Stated goal:
Keep only the lines of the data below that contain "color", and copy them.

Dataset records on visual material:
▼

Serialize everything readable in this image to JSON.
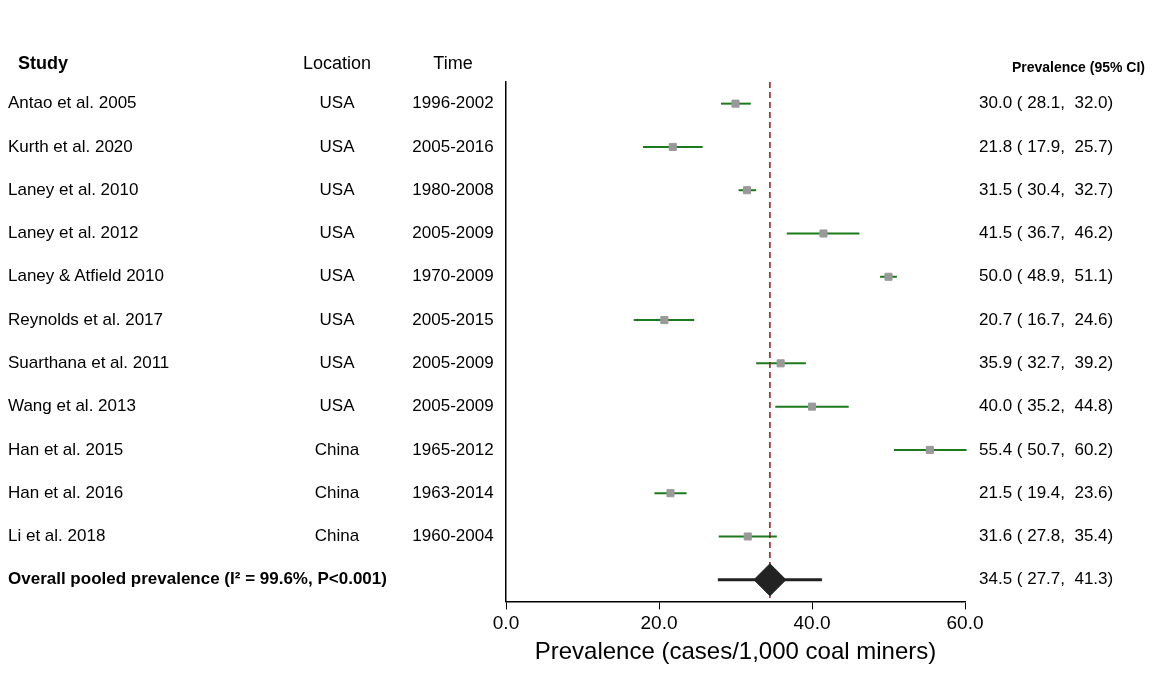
{
  "chart_data": {
    "type": "scatter",
    "orientation": "horizontal",
    "xlabel": "Prevalence (cases/1,000 coal miners)",
    "categories": [
      "Antao et al. 2005",
      "Kurth et al. 2020",
      "Laney et al. 2010",
      "Laney et al. 2012",
      "Laney & Atfield 2010",
      "Reynolds et al. 2017",
      "Suarthana et al. 2011",
      "Wang et al. 2013",
      "Han et al. 2015",
      "Han et al. 2016",
      "Li et al. 2018",
      "Overall pooled prevalence (I² = 99.6%, P<0.001)"
    ],
    "series": [
      {
        "color": "#999999",
        "marker": "square",
        "values": [
          30.0,
          21.8,
          31.5,
          41.5,
          50.0,
          20.7,
          35.9,
          40.0,
          55.4,
          21.5,
          31.6,
          null
        ],
        "errors": [
          [
            28.1,
            32.0
          ],
          [
            17.9,
            25.7
          ],
          [
            30.4,
            32.7
          ],
          [
            36.7,
            46.2
          ],
          [
            48.9,
            51.1
          ],
          [
            16.7,
            24.6
          ],
          [
            32.7,
            39.2
          ],
          [
            35.2,
            44.8
          ],
          [
            50.7,
            60.2
          ],
          [
            19.4,
            23.6
          ],
          [
            27.8,
            35.4
          ],
          null
        ],
        "value_labels": [
          "30.0 ( 28.1,  32.0)",
          "21.8 ( 17.9,  25.7)",
          "31.5 ( 30.4,  32.7)",
          "41.5 ( 36.7,  46.2)",
          "50.0 ( 48.9,  51.1)",
          "20.7 ( 16.7,  24.6)",
          "35.9 ( 32.7,  39.2)",
          "40.0 ( 35.2,  44.8)",
          "55.4 ( 50.7,  60.2)",
          "21.5 ( 19.4,  23.6)",
          "31.6 ( 27.8,  35.4)",
          null
        ]
      },
      {
        "color": "#222222",
        "marker": "diamond",
        "values": [
          null,
          null,
          null,
          null,
          null,
          null,
          null,
          null,
          null,
          null,
          null,
          34.5
        ],
        "errors": [
          null,
          null,
          null,
          null,
          null,
          null,
          null,
          null,
          null,
          null,
          null,
          [
            27.7,
            41.3
          ]
        ]
      }
    ],
    "xlim": [
      0,
      60
    ],
    "xticks": [
      {
        "value": 0,
        "label": "0.0"
      },
      {
        "value": 20,
        "label": "20.0"
      },
      {
        "value": 40,
        "label": "40.0"
      },
      {
        "value": 60,
        "label": "60.0"
      }
    ],
    "ref_lines": [
      {
        "axis": "x",
        "value": 34.5,
        "color": "#8b1a1a",
        "line_style": "dashed"
      }
    ],
    "grid": false,
    "legend": false,
    "annotations": [
      "Study",
      "Location",
      "Time",
      "Prevalence (95% CI)",
      "USA",
      "1996-2002",
      "USA",
      "2005-2016",
      "USA",
      "1980-2008",
      "USA",
      "2005-2009",
      "USA",
      "1970-2009",
      "USA",
      "2005-2015",
      "USA",
      "2005-2009",
      "USA",
      "2005-2009",
      "China",
      "1965-2012",
      "China",
      "1963-2014",
      "China",
      "1960-2004",
      "34.5 ( 27.7,  41.3)"
    ]
  }
}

▲

Solution below:
        "color": "#999999",
        "color": "#222222",
        "color": "#8b1a1a",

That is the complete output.